begin Input records

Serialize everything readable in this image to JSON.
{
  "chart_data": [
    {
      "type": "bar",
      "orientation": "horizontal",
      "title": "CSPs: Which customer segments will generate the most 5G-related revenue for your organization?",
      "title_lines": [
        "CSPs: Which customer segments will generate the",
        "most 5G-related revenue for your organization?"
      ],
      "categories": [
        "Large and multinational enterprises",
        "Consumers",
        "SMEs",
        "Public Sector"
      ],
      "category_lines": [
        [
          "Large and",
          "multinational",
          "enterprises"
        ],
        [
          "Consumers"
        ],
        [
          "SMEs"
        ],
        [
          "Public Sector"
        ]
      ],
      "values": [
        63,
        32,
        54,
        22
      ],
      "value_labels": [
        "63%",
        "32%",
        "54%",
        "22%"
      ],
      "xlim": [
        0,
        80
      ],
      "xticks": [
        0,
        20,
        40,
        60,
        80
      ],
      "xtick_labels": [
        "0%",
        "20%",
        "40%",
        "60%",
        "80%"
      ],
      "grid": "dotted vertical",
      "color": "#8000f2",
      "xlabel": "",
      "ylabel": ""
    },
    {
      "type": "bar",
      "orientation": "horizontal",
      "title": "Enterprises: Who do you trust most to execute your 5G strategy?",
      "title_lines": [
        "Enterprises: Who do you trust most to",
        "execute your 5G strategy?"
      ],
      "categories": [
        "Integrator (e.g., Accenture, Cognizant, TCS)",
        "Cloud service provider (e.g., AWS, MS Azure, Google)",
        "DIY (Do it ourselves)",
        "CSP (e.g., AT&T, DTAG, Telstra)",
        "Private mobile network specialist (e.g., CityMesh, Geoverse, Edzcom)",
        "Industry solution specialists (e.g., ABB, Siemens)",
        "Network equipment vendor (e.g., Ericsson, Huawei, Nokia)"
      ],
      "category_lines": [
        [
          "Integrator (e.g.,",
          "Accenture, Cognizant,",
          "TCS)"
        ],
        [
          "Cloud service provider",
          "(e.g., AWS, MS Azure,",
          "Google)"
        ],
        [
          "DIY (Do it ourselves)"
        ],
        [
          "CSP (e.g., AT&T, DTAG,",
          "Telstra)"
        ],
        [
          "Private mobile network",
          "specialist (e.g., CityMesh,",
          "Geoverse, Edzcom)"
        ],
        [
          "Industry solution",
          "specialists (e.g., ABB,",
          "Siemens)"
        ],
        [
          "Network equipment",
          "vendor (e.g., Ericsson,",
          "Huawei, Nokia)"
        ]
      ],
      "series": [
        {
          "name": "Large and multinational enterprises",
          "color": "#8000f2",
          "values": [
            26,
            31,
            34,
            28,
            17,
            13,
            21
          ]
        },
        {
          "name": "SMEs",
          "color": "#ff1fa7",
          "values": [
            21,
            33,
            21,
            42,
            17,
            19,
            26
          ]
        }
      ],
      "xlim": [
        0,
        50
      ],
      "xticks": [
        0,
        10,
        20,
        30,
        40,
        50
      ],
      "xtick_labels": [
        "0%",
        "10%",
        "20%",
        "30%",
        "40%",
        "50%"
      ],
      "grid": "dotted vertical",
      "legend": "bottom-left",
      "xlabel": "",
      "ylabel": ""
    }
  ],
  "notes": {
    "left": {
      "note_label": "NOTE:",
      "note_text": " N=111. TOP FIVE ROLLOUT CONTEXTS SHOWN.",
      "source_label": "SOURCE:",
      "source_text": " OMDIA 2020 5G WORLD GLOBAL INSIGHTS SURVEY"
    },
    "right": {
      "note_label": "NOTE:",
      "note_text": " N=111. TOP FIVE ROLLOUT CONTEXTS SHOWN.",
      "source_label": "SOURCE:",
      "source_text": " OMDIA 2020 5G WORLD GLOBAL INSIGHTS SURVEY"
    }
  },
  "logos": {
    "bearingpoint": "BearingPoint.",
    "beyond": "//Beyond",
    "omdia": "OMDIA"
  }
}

end Input records

__Requirement__
From the entries above, copy every line where the word "Integrator" shows up.

__Result below__
        "Integrator (e.g., Accenture, Cognizant, TCS)",
          "Integrator (e.g.,",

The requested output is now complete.